• [Excerpts from a layout annotation set]:
------------------------------------------------------------
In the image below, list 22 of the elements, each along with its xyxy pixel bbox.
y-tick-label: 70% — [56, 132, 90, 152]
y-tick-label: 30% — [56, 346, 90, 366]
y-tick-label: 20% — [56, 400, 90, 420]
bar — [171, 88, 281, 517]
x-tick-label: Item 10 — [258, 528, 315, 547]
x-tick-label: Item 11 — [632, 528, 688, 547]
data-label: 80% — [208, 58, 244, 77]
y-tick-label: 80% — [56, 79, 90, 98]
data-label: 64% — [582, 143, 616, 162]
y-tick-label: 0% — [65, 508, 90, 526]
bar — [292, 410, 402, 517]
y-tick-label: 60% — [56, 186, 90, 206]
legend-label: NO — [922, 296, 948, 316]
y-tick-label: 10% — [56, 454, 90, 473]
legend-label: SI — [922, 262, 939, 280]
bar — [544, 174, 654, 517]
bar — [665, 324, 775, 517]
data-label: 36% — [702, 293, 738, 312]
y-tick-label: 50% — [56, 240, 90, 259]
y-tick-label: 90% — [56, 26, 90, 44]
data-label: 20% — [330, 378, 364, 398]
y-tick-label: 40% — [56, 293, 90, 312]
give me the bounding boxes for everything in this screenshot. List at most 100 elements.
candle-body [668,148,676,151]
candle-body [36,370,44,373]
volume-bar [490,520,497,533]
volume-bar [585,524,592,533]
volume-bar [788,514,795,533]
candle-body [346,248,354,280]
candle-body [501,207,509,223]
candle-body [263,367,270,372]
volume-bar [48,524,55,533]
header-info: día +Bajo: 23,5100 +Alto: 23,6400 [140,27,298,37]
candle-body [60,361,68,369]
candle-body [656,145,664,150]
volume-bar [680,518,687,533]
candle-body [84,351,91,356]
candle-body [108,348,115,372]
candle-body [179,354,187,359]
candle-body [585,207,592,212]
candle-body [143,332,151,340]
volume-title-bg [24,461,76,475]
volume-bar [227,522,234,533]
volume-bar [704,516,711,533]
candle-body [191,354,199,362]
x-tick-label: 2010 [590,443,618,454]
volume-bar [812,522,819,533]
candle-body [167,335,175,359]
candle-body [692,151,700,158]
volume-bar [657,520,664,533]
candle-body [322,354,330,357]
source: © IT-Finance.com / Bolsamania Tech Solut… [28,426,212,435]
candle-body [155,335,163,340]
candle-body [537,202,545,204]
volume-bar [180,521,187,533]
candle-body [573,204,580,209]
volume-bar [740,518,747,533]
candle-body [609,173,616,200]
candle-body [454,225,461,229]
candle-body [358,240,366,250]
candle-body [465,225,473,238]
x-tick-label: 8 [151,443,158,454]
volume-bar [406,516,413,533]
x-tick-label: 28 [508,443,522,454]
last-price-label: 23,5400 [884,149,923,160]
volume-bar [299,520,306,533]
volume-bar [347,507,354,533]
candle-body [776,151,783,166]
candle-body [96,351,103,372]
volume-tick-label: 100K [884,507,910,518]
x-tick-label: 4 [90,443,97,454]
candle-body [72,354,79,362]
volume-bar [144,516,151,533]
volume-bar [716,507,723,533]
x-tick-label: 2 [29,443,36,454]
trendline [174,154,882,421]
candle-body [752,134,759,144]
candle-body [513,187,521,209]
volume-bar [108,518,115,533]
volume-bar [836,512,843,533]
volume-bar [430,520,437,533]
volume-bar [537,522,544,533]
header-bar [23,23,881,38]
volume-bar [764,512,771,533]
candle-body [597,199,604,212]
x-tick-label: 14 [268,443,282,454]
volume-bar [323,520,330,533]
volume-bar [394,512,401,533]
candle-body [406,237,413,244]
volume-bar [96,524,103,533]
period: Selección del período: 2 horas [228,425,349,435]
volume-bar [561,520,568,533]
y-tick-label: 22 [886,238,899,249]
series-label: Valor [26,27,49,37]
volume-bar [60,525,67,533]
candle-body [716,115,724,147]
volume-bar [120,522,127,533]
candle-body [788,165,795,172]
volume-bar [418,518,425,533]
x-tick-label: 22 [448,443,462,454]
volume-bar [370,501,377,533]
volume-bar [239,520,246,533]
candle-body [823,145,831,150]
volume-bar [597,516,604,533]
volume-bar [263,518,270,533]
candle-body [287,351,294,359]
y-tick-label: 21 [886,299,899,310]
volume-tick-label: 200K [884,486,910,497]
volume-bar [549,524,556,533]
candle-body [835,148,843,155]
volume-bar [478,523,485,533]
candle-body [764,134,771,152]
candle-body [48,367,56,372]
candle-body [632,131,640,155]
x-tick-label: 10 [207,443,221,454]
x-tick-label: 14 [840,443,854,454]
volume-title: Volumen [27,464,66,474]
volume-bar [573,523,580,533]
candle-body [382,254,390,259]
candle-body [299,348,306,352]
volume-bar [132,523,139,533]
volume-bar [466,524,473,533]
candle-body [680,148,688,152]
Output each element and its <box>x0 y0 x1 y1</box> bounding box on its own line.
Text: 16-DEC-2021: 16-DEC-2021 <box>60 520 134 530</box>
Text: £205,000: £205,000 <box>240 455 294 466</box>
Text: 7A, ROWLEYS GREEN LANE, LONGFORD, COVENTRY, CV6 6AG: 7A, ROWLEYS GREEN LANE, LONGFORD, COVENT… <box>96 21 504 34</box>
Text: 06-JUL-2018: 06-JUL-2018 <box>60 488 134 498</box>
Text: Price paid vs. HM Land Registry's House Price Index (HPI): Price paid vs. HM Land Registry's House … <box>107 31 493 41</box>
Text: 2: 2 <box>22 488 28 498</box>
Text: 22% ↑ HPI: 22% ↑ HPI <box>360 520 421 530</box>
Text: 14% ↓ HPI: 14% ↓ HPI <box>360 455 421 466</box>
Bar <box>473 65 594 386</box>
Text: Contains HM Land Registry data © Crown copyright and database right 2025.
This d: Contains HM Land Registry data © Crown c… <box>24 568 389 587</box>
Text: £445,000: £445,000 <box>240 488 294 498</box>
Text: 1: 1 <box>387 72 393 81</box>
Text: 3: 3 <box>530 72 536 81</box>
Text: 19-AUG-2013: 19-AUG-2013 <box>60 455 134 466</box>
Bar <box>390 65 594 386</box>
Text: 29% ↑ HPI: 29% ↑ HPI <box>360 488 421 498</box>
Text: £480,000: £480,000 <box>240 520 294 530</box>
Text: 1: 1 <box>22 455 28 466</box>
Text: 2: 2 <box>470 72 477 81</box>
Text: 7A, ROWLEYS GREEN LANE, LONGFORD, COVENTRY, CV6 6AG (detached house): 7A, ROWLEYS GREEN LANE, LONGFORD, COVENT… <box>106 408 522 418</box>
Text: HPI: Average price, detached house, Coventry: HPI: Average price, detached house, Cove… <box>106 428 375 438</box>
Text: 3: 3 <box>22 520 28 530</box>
------------------------------------------------------------
• [What you are asked to do]:
Write out all of these items again line for line, without changing anything.

• [Reply to the task]:
In the image below, list 22 of the elements, each along with its xyxy pixel bbox.
y-tick-label: 70% — [56, 132, 90, 152]
y-tick-label: 30% — [56, 346, 90, 366]
y-tick-label: 20% — [56, 400, 90, 420]
bar — [171, 88, 281, 517]
x-tick-label: Item 10 — [258, 528, 315, 547]
x-tick-label: Item 11 — [632, 528, 688, 547]
data-label: 80% — [208, 58, 244, 77]
y-tick-label: 80% — [56, 79, 90, 98]
data-label: 64% — [582, 143, 616, 162]
y-tick-label: 0% — [65, 508, 90, 526]
bar — [292, 410, 402, 517]
y-tick-label: 60% — [56, 186, 90, 206]
legend-label: NO — [922, 296, 948, 316]
y-tick-label: 10% — [56, 454, 90, 473]
legend-label: SI — [922, 262, 939, 280]
bar — [544, 174, 654, 517]
bar — [665, 324, 775, 517]
data-label: 36% — [702, 293, 738, 312]
y-tick-label: 50% — [56, 240, 90, 259]
y-tick-label: 90% — [56, 26, 90, 44]
data-label: 20% — [330, 378, 364, 398]
y-tick-label: 40% — [56, 293, 90, 312]
give me the bounding boxes for everything in this screenshot. List at most 100 elements.
candle-body [668,148,676,151]
candle-body [36,370,44,373]
volume-bar [490,520,497,533]
volume-bar [585,524,592,533]
volume-bar [788,514,795,533]
candle-body [346,248,354,280]
candle-body [501,207,509,223]
candle-body [263,367,270,372]
volume-bar [48,524,55,533]
header-info: día +Bajo: 23,5100 +Alto: 23,6400 [140,27,298,37]
candle-body [60,361,68,369]
candle-body [656,145,664,150]
volume-bar [680,518,687,533]
candle-body [84,351,91,356]
candle-body [108,348,115,372]
candle-body [179,354,187,359]
candle-body [585,207,592,212]
candle-body [143,332,151,340]
volume-title-bg [24,461,76,475]
volume-bar [227,522,234,533]
volume-bar [704,516,711,533]
candle-body [191,354,199,362]
x-tick-label: 2010 [590,443,618,454]
volume-bar [812,522,819,533]
candle-body [167,335,175,359]
candle-body [692,151,700,158]
volume-bar [657,520,664,533]
candle-body [322,354,330,357]
source: © IT-Finance.com / Bolsamania Tech Solut… [28,426,212,435]
candle-body [155,335,163,340]
candle-body [537,202,545,204]
volume-bar [180,521,187,533]
candle-body [573,204,580,209]
volume-bar [740,518,747,533]
candle-body [609,173,616,200]
candle-body [454,225,461,229]
candle-body [358,240,366,250]
candle-body [465,225,473,238]
x-tick-label: 8 [151,443,158,454]
volume-bar [406,516,413,533]
x-tick-label: 28 [508,443,522,454]
last-price-label: 23,5400 [884,149,923,160]
volume-bar [299,520,306,533]
volume-bar [347,507,354,533]
candle-body [776,151,783,166]
candle-body [96,351,103,372]
volume-tick-label: 100K [884,507,910,518]
x-tick-label: 4 [90,443,97,454]
candle-body [72,354,79,362]
volume-bar [144,516,151,533]
volume-bar [716,507,723,533]
x-tick-label: 2 [29,443,36,454]
trendline [174,154,882,421]
candle-body [752,134,759,144]
candle-body [513,187,521,209]
volume-bar [108,518,115,533]
volume-bar [836,512,843,533]
volume-bar [430,520,437,533]
volume-bar [537,522,544,533]
header-bar [23,23,881,38]
volume-bar [764,512,771,533]
candle-body [597,199,604,212]
x-tick-label: 14 [268,443,282,454]
volume-bar [323,520,330,533]
volume-bar [394,512,401,533]
candle-body [406,237,413,244]
volume-bar [96,524,103,533]
period: Selección del período: 2 horas [228,425,349,435]
volume-bar [561,520,568,533]
y-tick-label: 22 [886,238,899,249]
series-label: Valor [26,27,49,37]
volume-bar [60,525,67,533]
candle-body [716,115,724,147]
volume-bar [120,522,127,533]
candle-body [788,165,795,172]
volume-bar [418,518,425,533]
x-tick-label: 22 [448,443,462,454]
volume-bar [370,501,377,533]
volume-bar [239,520,246,533]
candle-body [823,145,831,150]
volume-bar [597,516,604,533]
volume-bar [263,518,270,533]
candle-body [287,351,294,359]
y-tick-label: 21 [886,299,899,310]
volume-tick-label: 200K [884,486,910,497]
volume-bar [549,524,556,533]
candle-body [835,148,843,155]
volume-bar [478,523,485,533]
candle-body [764,134,771,152]
candle-body [48,367,56,372]
candle-body [632,131,640,155]
x-tick-label: 10 [207,443,221,454]
x-tick-label: 14 [840,443,854,454]
volume-title: Volumen [27,464,66,474]
volume-bar [573,523,580,533]
candle-body [382,254,390,259]
candle-body [299,348,306,352]
volume-bar [132,523,139,533]
volume-bar [466,524,473,533]
candle-body [680,148,688,152]
Output each element and its <box>x0 y0 x1 y1</box> bounding box on its own line.
Text: 16-DEC-2021: 16-DEC-2021 <box>60 520 134 530</box>
Text: £205,000: £205,000 <box>240 455 294 466</box>
Text: 7A, ROWLEYS GREEN LANE, LONGFORD, COVENTRY, CV6 6AG: 7A, ROWLEYS GREEN LANE, LONGFORD, COVENT… <box>96 21 504 34</box>
Text: 06-JUL-2018: 06-JUL-2018 <box>60 488 134 498</box>
Text: Price paid vs. HM Land Registry's House Price Index (HPI): Price paid vs. HM Land Registry's House … <box>107 31 493 41</box>
Text: 2: 2 <box>22 488 28 498</box>
Text: 22% ↑ HPI: 22% ↑ HPI <box>360 520 421 530</box>
Text: 14% ↓ HPI: 14% ↓ HPI <box>360 455 421 466</box>
Bar <box>473 65 594 386</box>
Text: Contains HM Land Registry data © Crown copyright and database right 2025.
This d: Contains HM Land Registry data © Crown c… <box>24 568 389 587</box>
Text: £445,000: £445,000 <box>240 488 294 498</box>
Text: 1: 1 <box>387 72 393 81</box>
Text: 3: 3 <box>530 72 536 81</box>
Text: 19-AUG-2013: 19-AUG-2013 <box>60 455 134 466</box>
Bar <box>390 65 594 386</box>
Text: 29% ↑ HPI: 29% ↑ HPI <box>360 488 421 498</box>
Text: £480,000: £480,000 <box>240 520 294 530</box>
Text: 1: 1 <box>22 455 28 466</box>
Text: 2: 2 <box>470 72 477 81</box>
Text: 7A, ROWLEYS GREEN LANE, LONGFORD, COVENTRY, CV6 6AG (detached house): 7A, ROWLEYS GREEN LANE, LONGFORD, COVENT… <box>106 408 522 418</box>
Text: HPI: Average price, detached house, Coventry: HPI: Average price, detached house, Cove… <box>106 428 375 438</box>
Text: 3: 3 <box>22 520 28 530</box>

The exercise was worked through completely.